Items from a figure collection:

┄┄┄┄┄┄┄┄┄┄

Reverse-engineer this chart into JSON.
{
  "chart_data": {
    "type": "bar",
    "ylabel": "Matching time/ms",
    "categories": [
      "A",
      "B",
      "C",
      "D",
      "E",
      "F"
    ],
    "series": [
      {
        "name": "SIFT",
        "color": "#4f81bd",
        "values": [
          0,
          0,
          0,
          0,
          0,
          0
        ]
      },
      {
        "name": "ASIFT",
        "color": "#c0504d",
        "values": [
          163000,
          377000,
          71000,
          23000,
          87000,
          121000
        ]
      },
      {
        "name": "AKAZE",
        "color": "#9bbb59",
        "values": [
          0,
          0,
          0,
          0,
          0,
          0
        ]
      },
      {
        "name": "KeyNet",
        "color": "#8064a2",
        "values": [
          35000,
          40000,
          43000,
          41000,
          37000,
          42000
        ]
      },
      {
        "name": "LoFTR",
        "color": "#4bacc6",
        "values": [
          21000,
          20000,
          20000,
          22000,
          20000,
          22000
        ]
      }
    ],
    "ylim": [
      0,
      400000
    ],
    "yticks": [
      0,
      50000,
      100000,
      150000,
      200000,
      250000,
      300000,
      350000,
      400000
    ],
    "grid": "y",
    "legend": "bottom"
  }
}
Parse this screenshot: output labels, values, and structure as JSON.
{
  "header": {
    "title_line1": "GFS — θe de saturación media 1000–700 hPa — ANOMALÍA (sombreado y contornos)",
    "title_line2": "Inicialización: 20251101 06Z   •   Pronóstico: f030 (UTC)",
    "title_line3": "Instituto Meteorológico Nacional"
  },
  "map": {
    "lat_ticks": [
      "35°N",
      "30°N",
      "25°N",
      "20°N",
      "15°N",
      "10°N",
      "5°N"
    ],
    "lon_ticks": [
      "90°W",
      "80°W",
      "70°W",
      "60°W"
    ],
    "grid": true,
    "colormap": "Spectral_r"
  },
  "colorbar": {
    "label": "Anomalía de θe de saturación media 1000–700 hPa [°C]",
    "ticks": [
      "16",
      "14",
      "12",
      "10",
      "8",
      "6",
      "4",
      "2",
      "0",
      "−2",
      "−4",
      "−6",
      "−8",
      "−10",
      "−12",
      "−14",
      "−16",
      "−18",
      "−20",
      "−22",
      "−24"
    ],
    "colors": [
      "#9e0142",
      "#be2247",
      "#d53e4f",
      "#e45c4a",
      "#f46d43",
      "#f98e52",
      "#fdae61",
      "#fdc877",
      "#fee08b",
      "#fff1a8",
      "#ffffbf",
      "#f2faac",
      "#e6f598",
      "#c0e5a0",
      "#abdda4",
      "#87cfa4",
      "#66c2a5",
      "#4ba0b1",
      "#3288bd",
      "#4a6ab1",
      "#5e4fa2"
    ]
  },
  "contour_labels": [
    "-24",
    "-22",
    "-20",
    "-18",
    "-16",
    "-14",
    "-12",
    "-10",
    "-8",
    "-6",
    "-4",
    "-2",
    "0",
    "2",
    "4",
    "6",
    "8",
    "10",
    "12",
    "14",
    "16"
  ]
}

┄┄┄┄┄┄┄┄┄┄

Every line of the records above needs to be given again exactly.

Reverse-engineer this chart into JSON.
{
  "chart_data": {
    "type": "bar",
    "ylabel": "Matching time/ms",
    "categories": [
      "A",
      "B",
      "C",
      "D",
      "E",
      "F"
    ],
    "series": [
      {
        "name": "SIFT",
        "color": "#4f81bd",
        "values": [
          0,
          0,
          0,
          0,
          0,
          0
        ]
      },
      {
        "name": "ASIFT",
        "color": "#c0504d",
        "values": [
          163000,
          377000,
          71000,
          23000,
          87000,
          121000
        ]
      },
      {
        "name": "AKAZE",
        "color": "#9bbb59",
        "values": [
          0,
          0,
          0,
          0,
          0,
          0
        ]
      },
      {
        "name": "KeyNet",
        "color": "#8064a2",
        "values": [
          35000,
          40000,
          43000,
          41000,
          37000,
          42000
        ]
      },
      {
        "name": "LoFTR",
        "color": "#4bacc6",
        "values": [
          21000,
          20000,
          20000,
          22000,
          20000,
          22000
        ]
      }
    ],
    "ylim": [
      0,
      400000
    ],
    "yticks": [
      0,
      50000,
      100000,
      150000,
      200000,
      250000,
      300000,
      350000,
      400000
    ],
    "grid": "y",
    "legend": "bottom"
  }
}
Parse this screenshot: output labels, values, and structure as JSON.
{
  "header": {
    "title_line1": "GFS — θe de saturación media 1000–700 hPa — ANOMALÍA (sombreado y contornos)",
    "title_line2": "Inicialización: 20251101 06Z   •   Pronóstico: f030 (UTC)",
    "title_line3": "Instituto Meteorológico Nacional"
  },
  "map": {
    "lat_ticks": [
      "35°N",
      "30°N",
      "25°N",
      "20°N",
      "15°N",
      "10°N",
      "5°N"
    ],
    "lon_ticks": [
      "90°W",
      "80°W",
      "70°W",
      "60°W"
    ],
    "grid": true,
    "colormap": "Spectral_r"
  },
  "colorbar": {
    "label": "Anomalía de θe de saturación media 1000–700 hPa [°C]",
    "ticks": [
      "16",
      "14",
      "12",
      "10",
      "8",
      "6",
      "4",
      "2",
      "0",
      "−2",
      "−4",
      "−6",
      "−8",
      "−10",
      "−12",
      "−14",
      "−16",
      "−18",
      "−20",
      "−22",
      "−24"
    ],
    "colors": [
      "#9e0142",
      "#be2247",
      "#d53e4f",
      "#e45c4a",
      "#f46d43",
      "#f98e52",
      "#fdae61",
      "#fdc877",
      "#fee08b",
      "#fff1a8",
      "#ffffbf",
      "#f2faac",
      "#e6f598",
      "#c0e5a0",
      "#abdda4",
      "#87cfa4",
      "#66c2a5",
      "#4ba0b1",
      "#3288bd",
      "#4a6ab1",
      "#5e4fa2"
    ]
  },
  "contour_labels": [
    "-24",
    "-22",
    "-20",
    "-18",
    "-16",
    "-14",
    "-12",
    "-10",
    "-8",
    "-6",
    "-4",
    "-2",
    "0",
    "2",
    "4",
    "6",
    "8",
    "10",
    "12",
    "14",
    "16"
  ]
}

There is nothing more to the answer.